[Items listed in a dataset]

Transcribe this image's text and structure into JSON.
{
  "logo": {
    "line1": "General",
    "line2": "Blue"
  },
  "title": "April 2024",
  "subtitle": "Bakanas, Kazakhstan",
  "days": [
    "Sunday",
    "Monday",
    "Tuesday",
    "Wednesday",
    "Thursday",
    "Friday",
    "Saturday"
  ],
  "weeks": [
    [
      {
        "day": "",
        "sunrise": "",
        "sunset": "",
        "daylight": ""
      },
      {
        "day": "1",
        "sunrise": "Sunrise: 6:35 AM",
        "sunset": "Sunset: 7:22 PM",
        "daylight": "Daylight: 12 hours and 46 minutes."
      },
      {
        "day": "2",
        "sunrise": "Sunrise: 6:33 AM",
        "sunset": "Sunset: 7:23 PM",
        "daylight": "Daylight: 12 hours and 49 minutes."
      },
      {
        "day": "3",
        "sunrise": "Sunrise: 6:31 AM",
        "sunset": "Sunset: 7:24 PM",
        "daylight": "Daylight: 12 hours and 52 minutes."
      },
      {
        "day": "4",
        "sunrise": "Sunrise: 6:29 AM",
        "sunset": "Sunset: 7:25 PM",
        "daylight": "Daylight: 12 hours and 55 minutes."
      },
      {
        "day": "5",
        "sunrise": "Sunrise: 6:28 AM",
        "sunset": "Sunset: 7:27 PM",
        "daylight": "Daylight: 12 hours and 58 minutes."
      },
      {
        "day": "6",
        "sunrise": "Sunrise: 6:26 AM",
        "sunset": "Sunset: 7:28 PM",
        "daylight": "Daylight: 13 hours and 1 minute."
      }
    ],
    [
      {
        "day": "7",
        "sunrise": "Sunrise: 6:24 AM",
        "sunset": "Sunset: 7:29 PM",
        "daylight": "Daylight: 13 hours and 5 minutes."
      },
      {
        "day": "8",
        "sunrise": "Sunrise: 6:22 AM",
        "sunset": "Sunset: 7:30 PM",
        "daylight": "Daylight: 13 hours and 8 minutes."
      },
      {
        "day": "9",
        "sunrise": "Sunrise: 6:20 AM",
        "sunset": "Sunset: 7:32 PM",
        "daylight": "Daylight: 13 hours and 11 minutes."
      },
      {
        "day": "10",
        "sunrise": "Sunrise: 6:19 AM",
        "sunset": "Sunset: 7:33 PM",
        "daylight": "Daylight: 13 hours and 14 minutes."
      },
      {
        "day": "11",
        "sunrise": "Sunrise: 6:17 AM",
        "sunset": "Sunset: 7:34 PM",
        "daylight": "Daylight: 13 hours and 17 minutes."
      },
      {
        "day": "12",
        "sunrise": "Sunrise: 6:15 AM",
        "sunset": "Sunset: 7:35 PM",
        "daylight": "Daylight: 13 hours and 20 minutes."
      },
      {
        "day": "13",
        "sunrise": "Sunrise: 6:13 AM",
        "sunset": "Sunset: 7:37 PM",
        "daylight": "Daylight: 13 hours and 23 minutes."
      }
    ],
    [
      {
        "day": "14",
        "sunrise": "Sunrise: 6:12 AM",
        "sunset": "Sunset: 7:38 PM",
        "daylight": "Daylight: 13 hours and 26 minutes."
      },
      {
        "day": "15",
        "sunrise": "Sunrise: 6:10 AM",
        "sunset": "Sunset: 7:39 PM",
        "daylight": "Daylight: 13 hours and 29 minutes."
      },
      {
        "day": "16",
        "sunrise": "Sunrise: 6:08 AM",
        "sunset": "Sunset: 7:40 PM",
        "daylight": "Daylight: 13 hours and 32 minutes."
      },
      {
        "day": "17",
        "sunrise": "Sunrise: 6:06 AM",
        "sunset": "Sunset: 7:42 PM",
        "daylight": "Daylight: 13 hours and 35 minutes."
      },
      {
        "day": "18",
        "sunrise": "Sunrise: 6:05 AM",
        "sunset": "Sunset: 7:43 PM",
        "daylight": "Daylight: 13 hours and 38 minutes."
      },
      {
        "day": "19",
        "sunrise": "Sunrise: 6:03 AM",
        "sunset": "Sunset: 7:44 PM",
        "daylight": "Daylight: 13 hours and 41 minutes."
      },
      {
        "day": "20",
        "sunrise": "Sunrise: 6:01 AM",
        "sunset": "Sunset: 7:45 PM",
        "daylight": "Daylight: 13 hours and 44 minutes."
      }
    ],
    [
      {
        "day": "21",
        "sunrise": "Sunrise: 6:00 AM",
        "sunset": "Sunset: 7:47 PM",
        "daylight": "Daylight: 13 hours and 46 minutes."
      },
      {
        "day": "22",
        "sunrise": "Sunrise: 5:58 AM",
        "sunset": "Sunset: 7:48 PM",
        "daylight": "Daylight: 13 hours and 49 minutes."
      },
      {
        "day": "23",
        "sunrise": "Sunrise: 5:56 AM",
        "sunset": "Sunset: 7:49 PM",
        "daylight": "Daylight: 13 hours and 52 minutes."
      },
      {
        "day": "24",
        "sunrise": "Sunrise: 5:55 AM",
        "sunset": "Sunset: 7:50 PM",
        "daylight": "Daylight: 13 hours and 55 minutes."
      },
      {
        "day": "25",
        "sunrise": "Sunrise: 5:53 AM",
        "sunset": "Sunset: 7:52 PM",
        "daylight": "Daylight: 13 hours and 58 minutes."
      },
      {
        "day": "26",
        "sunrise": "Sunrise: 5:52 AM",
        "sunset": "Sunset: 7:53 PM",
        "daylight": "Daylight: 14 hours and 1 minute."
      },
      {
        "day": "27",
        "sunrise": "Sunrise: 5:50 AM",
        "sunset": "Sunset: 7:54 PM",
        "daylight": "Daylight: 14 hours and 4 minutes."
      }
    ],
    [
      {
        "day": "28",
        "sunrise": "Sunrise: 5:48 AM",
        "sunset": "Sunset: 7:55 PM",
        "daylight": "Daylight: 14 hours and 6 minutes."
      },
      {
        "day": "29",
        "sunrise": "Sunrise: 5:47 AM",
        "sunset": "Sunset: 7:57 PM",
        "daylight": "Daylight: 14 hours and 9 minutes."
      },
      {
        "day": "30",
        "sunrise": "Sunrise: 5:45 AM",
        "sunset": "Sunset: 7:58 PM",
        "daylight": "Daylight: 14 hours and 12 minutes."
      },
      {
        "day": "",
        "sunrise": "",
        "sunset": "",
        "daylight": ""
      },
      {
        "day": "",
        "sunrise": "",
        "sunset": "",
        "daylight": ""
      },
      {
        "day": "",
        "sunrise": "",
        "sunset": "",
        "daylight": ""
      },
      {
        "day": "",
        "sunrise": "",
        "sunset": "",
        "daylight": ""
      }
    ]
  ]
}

*EXERCISE*
Return each entry from the material above exactly as it appears.

*PROBLEM SOLUTION*
Transcribe this image's text and structure into JSON.
{
  "logo": {
    "line1": "General",
    "line2": "Blue"
  },
  "title": "April 2024",
  "subtitle": "Bakanas, Kazakhstan",
  "days": [
    "Sunday",
    "Monday",
    "Tuesday",
    "Wednesday",
    "Thursday",
    "Friday",
    "Saturday"
  ],
  "weeks": [
    [
      {
        "day": "",
        "sunrise": "",
        "sunset": "",
        "daylight": ""
      },
      {
        "day": "1",
        "sunrise": "Sunrise: 6:35 AM",
        "sunset": "Sunset: 7:22 PM",
        "daylight": "Daylight: 12 hours and 46 minutes."
      },
      {
        "day": "2",
        "sunrise": "Sunrise: 6:33 AM",
        "sunset": "Sunset: 7:23 PM",
        "daylight": "Daylight: 12 hours and 49 minutes."
      },
      {
        "day": "3",
        "sunrise": "Sunrise: 6:31 AM",
        "sunset": "Sunset: 7:24 PM",
        "daylight": "Daylight: 12 hours and 52 minutes."
      },
      {
        "day": "4",
        "sunrise": "Sunrise: 6:29 AM",
        "sunset": "Sunset: 7:25 PM",
        "daylight": "Daylight: 12 hours and 55 minutes."
      },
      {
        "day": "5",
        "sunrise": "Sunrise: 6:28 AM",
        "sunset": "Sunset: 7:27 PM",
        "daylight": "Daylight: 12 hours and 58 minutes."
      },
      {
        "day": "6",
        "sunrise": "Sunrise: 6:26 AM",
        "sunset": "Sunset: 7:28 PM",
        "daylight": "Daylight: 13 hours and 1 minute."
      }
    ],
    [
      {
        "day": "7",
        "sunrise": "Sunrise: 6:24 AM",
        "sunset": "Sunset: 7:29 PM",
        "daylight": "Daylight: 13 hours and 5 minutes."
      },
      {
        "day": "8",
        "sunrise": "Sunrise: 6:22 AM",
        "sunset": "Sunset: 7:30 PM",
        "daylight": "Daylight: 13 hours and 8 minutes."
      },
      {
        "day": "9",
        "sunrise": "Sunrise: 6:20 AM",
        "sunset": "Sunset: 7:32 PM",
        "daylight": "Daylight: 13 hours and 11 minutes."
      },
      {
        "day": "10",
        "sunrise": "Sunrise: 6:19 AM",
        "sunset": "Sunset: 7:33 PM",
        "daylight": "Daylight: 13 hours and 14 minutes."
      },
      {
        "day": "11",
        "sunrise": "Sunrise: 6:17 AM",
        "sunset": "Sunset: 7:34 PM",
        "daylight": "Daylight: 13 hours and 17 minutes."
      },
      {
        "day": "12",
        "sunrise": "Sunrise: 6:15 AM",
        "sunset": "Sunset: 7:35 PM",
        "daylight": "Daylight: 13 hours and 20 minutes."
      },
      {
        "day": "13",
        "sunrise": "Sunrise: 6:13 AM",
        "sunset": "Sunset: 7:37 PM",
        "daylight": "Daylight: 13 hours and 23 minutes."
      }
    ],
    [
      {
        "day": "14",
        "sunrise": "Sunrise: 6:12 AM",
        "sunset": "Sunset: 7:38 PM",
        "daylight": "Daylight: 13 hours and 26 minutes."
      },
      {
        "day": "15",
        "sunrise": "Sunrise: 6:10 AM",
        "sunset": "Sunset: 7:39 PM",
        "daylight": "Daylight: 13 hours and 29 minutes."
      },
      {
        "day": "16",
        "sunrise": "Sunrise: 6:08 AM",
        "sunset": "Sunset: 7:40 PM",
        "daylight": "Daylight: 13 hours and 32 minutes."
      },
      {
        "day": "17",
        "sunrise": "Sunrise: 6:06 AM",
        "sunset": "Sunset: 7:42 PM",
        "daylight": "Daylight: 13 hours and 35 minutes."
      },
      {
        "day": "18",
        "sunrise": "Sunrise: 6:05 AM",
        "sunset": "Sunset: 7:43 PM",
        "daylight": "Daylight: 13 hours and 38 minutes."
      },
      {
        "day": "19",
        "sunrise": "Sunrise: 6:03 AM",
        "sunset": "Sunset: 7:44 PM",
        "daylight": "Daylight: 13 hours and 41 minutes."
      },
      {
        "day": "20",
        "sunrise": "Sunrise: 6:01 AM",
        "sunset": "Sunset: 7:45 PM",
        "daylight": "Daylight: 13 hours and 44 minutes."
      }
    ],
    [
      {
        "day": "21",
        "sunrise": "Sunrise: 6:00 AM",
        "sunset": "Sunset: 7:47 PM",
        "daylight": "Daylight: 13 hours and 46 minutes."
      },
      {
        "day": "22",
        "sunrise": "Sunrise: 5:58 AM",
        "sunset": "Sunset: 7:48 PM",
        "daylight": "Daylight: 13 hours and 49 minutes."
      },
      {
        "day": "23",
        "sunrise": "Sunrise: 5:56 AM",
        "sunset": "Sunset: 7:49 PM",
        "daylight": "Daylight: 13 hours and 52 minutes."
      },
      {
        "day": "24",
        "sunrise": "Sunrise: 5:55 AM",
        "sunset": "Sunset: 7:50 PM",
        "daylight": "Daylight: 13 hours and 55 minutes."
      },
      {
        "day": "25",
        "sunrise": "Sunrise: 5:53 AM",
        "sunset": "Sunset: 7:52 PM",
        "daylight": "Daylight: 13 hours and 58 minutes."
      },
      {
        "day": "26",
        "sunrise": "Sunrise: 5:52 AM",
        "sunset": "Sunset: 7:53 PM",
        "daylight": "Daylight: 14 hours and 1 minute."
      },
      {
        "day": "27",
        "sunrise": "Sunrise: 5:50 AM",
        "sunset": "Sunset: 7:54 PM",
        "daylight": "Daylight: 14 hours and 4 minutes."
      }
    ],
    [
      {
        "day": "28",
        "sunrise": "Sunrise: 5:48 AM",
        "sunset": "Sunset: 7:55 PM",
        "daylight": "Daylight: 14 hours and 6 minutes."
      },
      {
        "day": "29",
        "sunrise": "Sunrise: 5:47 AM",
        "sunset": "Sunset: 7:57 PM",
        "daylight": "Daylight: 14 hours and 9 minutes."
      },
      {
        "day": "30",
        "sunrise": "Sunrise: 5:45 AM",
        "sunset": "Sunset: 7:58 PM",
        "daylight": "Daylight: 14 hours and 12 minutes."
      },
      {
        "day": "",
        "sunrise": "",
        "sunset": "",
        "daylight": ""
      },
      {
        "day": "",
        "sunrise": "",
        "sunset": "",
        "daylight": ""
      },
      {
        "day": "",
        "sunrise": "",
        "sunset": "",
        "daylight": ""
      },
      {
        "day": "",
        "sunrise": "",
        "sunset": "",
        "daylight": ""
      }
    ]
  ]
}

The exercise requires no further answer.